■ Objective
In the listing below, locate the lines that hold the string "will". Copy those lines.

** START OF Records for processing **

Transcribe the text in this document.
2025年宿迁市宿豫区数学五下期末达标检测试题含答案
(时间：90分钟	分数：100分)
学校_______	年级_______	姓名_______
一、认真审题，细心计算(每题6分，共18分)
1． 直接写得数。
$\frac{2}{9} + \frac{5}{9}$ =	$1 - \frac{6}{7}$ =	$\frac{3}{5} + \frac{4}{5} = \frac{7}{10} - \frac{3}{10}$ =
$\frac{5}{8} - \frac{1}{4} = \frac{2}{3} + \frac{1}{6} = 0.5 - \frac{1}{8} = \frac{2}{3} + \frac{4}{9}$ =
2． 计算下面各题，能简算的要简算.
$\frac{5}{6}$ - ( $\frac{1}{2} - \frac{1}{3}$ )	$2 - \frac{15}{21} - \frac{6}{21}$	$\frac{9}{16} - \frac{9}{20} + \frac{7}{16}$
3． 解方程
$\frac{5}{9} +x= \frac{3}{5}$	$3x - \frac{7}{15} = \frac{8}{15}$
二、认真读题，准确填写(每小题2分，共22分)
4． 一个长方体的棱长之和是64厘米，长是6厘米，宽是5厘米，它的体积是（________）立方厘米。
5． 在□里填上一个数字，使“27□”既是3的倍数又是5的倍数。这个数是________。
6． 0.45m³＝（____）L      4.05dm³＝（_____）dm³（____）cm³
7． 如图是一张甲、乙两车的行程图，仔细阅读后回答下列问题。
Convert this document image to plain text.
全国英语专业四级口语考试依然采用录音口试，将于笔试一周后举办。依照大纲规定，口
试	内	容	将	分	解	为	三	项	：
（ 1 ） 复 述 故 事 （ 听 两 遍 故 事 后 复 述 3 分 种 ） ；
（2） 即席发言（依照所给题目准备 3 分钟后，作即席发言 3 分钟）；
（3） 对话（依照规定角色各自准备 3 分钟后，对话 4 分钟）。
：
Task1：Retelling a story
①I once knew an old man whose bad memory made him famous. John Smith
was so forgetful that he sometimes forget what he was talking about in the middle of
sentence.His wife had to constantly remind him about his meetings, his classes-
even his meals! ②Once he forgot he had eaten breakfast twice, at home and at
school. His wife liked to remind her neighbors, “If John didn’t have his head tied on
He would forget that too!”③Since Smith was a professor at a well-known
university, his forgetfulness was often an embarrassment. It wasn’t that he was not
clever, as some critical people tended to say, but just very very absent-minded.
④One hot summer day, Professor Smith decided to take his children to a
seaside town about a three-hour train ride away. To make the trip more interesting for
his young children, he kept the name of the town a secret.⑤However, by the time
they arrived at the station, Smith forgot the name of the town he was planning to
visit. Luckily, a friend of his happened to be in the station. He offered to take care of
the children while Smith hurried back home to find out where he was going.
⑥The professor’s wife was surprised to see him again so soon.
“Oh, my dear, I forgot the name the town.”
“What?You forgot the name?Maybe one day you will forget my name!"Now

** END OF Records for processing **
** START OF Records for processing **

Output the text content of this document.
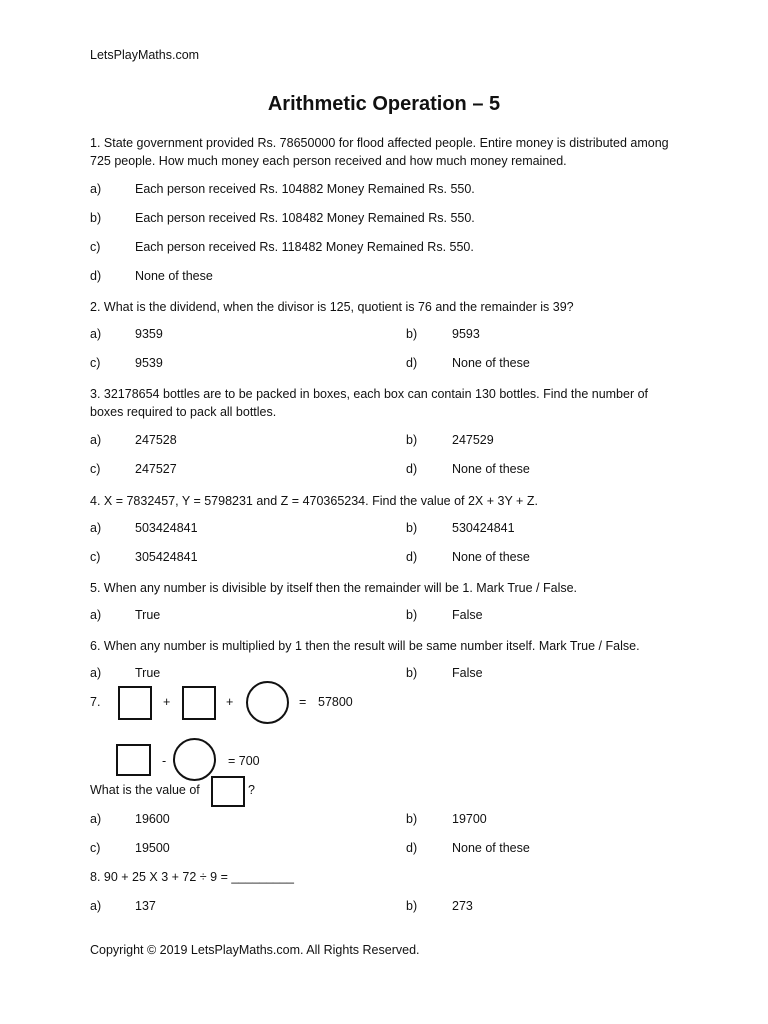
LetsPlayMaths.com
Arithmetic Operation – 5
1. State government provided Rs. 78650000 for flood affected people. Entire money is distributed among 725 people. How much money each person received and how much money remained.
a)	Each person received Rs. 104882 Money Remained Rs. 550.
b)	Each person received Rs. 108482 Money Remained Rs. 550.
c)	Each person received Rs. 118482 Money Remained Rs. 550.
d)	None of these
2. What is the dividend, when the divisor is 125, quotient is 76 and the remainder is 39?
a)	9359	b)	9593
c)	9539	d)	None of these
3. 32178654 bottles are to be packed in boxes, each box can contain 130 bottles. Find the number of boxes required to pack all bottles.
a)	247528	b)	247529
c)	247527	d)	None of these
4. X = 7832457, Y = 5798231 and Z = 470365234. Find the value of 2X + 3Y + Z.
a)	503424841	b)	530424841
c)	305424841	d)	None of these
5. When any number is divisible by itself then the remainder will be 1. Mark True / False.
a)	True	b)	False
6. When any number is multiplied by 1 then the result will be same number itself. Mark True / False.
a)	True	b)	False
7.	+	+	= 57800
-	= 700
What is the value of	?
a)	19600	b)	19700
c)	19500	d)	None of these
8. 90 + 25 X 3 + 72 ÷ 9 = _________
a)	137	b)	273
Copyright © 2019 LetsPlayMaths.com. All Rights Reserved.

** END OF Records for processing **
** START OF Records for processing **

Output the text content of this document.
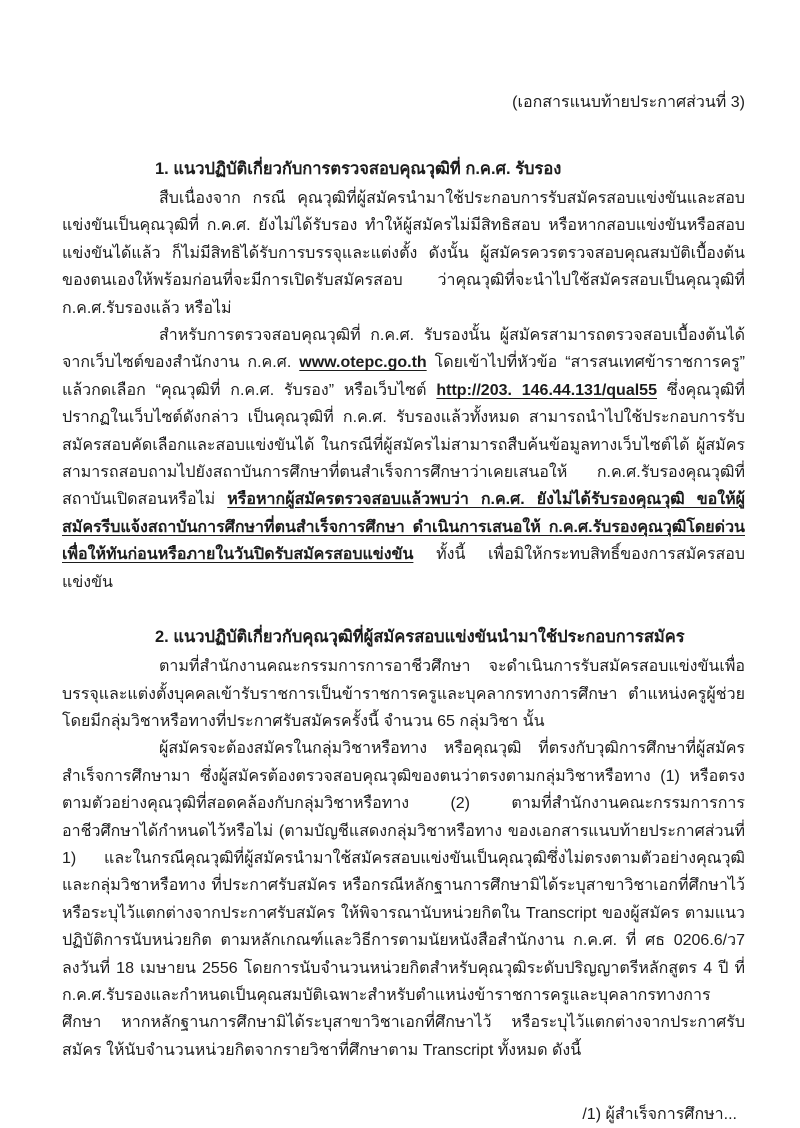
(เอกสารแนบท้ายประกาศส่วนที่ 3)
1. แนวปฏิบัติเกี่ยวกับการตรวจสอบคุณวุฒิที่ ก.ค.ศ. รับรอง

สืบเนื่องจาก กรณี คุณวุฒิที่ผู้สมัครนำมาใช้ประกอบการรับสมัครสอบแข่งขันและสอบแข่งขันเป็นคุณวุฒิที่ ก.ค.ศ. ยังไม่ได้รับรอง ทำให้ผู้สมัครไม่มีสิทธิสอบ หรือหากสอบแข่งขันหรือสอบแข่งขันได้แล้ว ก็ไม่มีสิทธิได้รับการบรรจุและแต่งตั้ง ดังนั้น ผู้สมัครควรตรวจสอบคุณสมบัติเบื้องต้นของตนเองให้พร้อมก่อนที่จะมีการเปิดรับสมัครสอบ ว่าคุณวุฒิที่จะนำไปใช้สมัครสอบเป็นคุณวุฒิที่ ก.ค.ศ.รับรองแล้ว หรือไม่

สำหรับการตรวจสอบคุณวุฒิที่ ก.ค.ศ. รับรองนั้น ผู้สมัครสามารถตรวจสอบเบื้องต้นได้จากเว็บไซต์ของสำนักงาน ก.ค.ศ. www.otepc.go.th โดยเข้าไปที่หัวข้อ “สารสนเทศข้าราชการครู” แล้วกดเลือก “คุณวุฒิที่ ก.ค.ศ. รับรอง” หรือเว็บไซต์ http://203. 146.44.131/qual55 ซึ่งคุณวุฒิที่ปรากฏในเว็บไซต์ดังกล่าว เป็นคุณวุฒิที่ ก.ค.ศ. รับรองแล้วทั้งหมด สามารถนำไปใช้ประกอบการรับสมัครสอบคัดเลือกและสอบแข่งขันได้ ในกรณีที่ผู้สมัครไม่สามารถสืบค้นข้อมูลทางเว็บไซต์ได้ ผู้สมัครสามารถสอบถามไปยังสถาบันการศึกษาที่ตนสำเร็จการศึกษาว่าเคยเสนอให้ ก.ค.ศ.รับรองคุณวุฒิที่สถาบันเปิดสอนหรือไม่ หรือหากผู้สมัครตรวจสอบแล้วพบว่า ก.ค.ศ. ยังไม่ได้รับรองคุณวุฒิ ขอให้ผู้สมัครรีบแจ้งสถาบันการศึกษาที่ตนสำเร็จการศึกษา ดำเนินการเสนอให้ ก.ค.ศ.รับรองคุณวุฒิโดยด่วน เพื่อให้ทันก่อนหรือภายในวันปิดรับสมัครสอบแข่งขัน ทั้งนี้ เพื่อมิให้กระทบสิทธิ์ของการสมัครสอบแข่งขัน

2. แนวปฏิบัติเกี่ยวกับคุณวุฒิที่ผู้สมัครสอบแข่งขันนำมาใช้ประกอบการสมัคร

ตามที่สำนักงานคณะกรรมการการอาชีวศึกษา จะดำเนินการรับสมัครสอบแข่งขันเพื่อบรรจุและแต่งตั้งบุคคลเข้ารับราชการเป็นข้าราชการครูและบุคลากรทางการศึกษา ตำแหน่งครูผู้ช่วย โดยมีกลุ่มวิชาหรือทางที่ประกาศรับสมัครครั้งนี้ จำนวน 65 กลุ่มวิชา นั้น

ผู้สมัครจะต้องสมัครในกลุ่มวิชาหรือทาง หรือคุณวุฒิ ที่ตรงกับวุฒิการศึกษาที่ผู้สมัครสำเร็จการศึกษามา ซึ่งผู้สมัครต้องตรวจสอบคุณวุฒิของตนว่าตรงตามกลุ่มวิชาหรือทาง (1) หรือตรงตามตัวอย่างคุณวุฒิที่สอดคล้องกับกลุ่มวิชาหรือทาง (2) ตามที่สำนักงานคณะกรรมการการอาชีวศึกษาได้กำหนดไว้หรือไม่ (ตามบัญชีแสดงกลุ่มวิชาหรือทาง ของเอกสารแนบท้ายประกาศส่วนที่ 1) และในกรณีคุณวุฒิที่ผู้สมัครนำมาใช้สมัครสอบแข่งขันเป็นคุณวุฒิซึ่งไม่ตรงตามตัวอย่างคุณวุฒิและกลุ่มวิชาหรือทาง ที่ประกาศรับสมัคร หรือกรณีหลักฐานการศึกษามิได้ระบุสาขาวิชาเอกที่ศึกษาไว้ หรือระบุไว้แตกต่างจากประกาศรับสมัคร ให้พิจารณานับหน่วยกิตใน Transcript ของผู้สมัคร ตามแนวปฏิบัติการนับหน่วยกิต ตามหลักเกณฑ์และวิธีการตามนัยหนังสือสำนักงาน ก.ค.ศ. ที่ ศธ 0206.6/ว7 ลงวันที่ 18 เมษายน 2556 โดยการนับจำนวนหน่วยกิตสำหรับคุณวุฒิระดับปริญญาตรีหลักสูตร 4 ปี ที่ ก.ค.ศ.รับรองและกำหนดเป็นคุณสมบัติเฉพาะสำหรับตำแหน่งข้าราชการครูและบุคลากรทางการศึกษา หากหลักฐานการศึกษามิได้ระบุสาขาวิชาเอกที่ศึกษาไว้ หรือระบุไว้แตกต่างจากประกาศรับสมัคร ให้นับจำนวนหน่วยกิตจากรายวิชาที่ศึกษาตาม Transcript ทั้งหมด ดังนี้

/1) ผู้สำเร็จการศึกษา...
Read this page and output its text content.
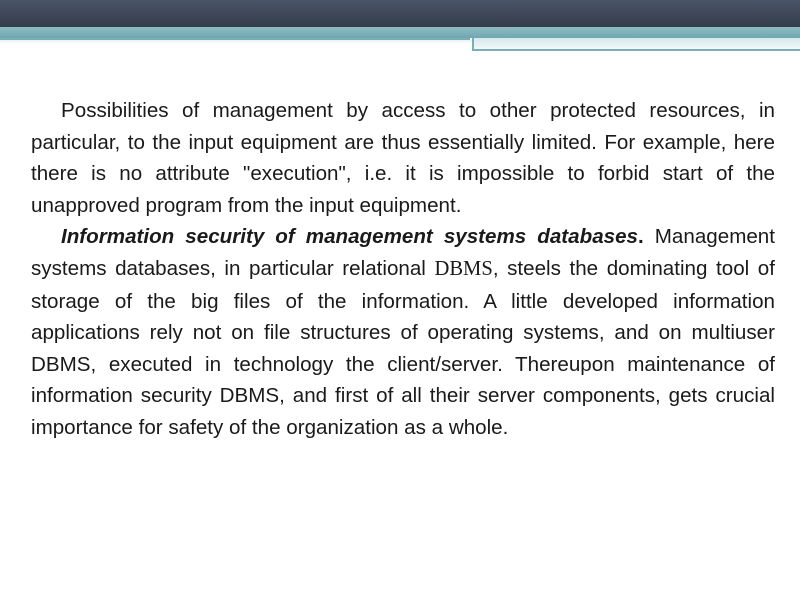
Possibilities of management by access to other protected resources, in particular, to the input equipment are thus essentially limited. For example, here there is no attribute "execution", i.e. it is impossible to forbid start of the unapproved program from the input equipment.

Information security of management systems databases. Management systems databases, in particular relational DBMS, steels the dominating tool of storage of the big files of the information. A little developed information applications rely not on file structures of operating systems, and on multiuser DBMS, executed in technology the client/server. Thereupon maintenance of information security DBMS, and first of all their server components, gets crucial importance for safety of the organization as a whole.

** END OF Records for processing **

■ The completed task
“What?You forgot the name?Maybe one day you will forget my name!"Now
5. When any number is divisible by itself then the remainder will be 1. Mark True / False.
6. When any number is multiplied by 1 then the result will be same number itself. Mark True / False.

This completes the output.